### [INSTRUCTIONS FOR THE TASK]
Reproduce every record below exactly as written, leaving out any pictures.

### [Collected data entries]
————
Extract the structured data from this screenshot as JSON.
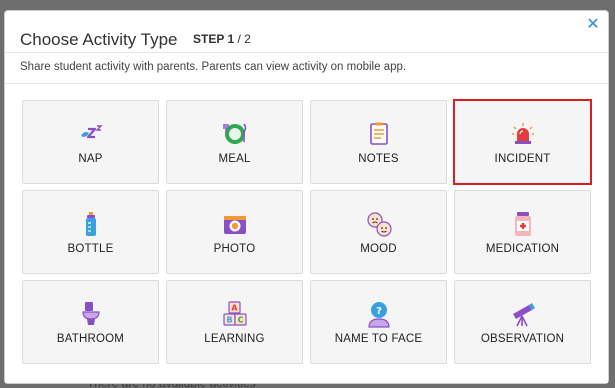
{
  "backdrop": {
    "text": "There are no available activities"
  },
  "modal": {
    "title": "Choose Activity Type",
    "step_prefix": "STEP 1",
    "step_suffix": " / 2",
    "close_label": "✕",
    "subtitle": "Share student activity with parents. Parents can view activity on mobile app."
  },
  "tiles": [
    {
      "label": "NAP",
      "icon": "sleep-icon"
    },
    {
      "label": "MEAL",
      "icon": "meal-icon"
    },
    {
      "label": "NOTES",
      "icon": "notes-icon"
    },
    {
      "label": "INCIDENT",
      "icon": "siren-icon"
    },
    {
      "label": "BOTTLE",
      "icon": "bottle-icon"
    },
    {
      "label": "PHOTO",
      "icon": "camera-icon"
    },
    {
      "label": "MOOD",
      "icon": "mood-faces-icon"
    },
    {
      "label": "MEDICATION",
      "icon": "medicine-jar-icon"
    },
    {
      "label": "BATHROOM",
      "icon": "toilet-icon"
    },
    {
      "label": "LEARNING",
      "icon": "abc-blocks-icon"
    },
    {
      "label": "NAME TO FACE",
      "icon": "person-question-icon"
    },
    {
      "label": "OBSERVATION",
      "icon": "telescope-icon"
    }
  ],
  "selected_tile": "INCIDENT",
  "colors": {
    "accent": "#2c8fd6",
    "selection": "#d81e1e",
    "icon_purple": "#8a4fc7",
    "icon_green": "#2fa84f",
    "icon_orange": "#f29a2e",
    "icon_red": "#e23c3c",
    "icon_blue": "#3aa0e0"
  }
}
————
### [FULL RESPONSE]
Extract the structured data from this screenshot as JSON.
{
  "backdrop": {
    "text": "There are no available activities"
  },
  "modal": {
    "title": "Choose Activity Type",
    "step_prefix": "STEP 1",
    "step_suffix": " / 2",
    "close_label": "✕",
    "subtitle": "Share student activity with parents. Parents can view activity on mobile app."
  },
  "tiles": [
    {
      "label": "NAP",
      "icon": "sleep-icon"
    },
    {
      "label": "MEAL",
      "icon": "meal-icon"
    },
    {
      "label": "NOTES",
      "icon": "notes-icon"
    },
    {
      "label": "INCIDENT",
      "icon": "siren-icon"
    },
    {
      "label": "BOTTLE",
      "icon": "bottle-icon"
    },
    {
      "label": "PHOTO",
      "icon": "camera-icon"
    },
    {
      "label": "MOOD",
      "icon": "mood-faces-icon"
    },
    {
      "label": "MEDICATION",
      "icon": "medicine-jar-icon"
    },
    {
      "label": "BATHROOM",
      "icon": "toilet-icon"
    },
    {
      "label": "LEARNING",
      "icon": "abc-blocks-icon"
    },
    {
      "label": "NAME TO FACE",
      "icon": "person-question-icon"
    },
    {
      "label": "OBSERVATION",
      "icon": "telescope-icon"
    }
  ],
  "selected_tile": "INCIDENT",
  "colors": {
    "accent": "#2c8fd6",
    "selection": "#d81e1e",
    "icon_purple": "#8a4fc7",
    "icon_green": "#2fa84f",
    "icon_orange": "#f29a2e",
    "icon_red": "#e23c3c",
    "icon_blue": "#3aa0e0"
  }
}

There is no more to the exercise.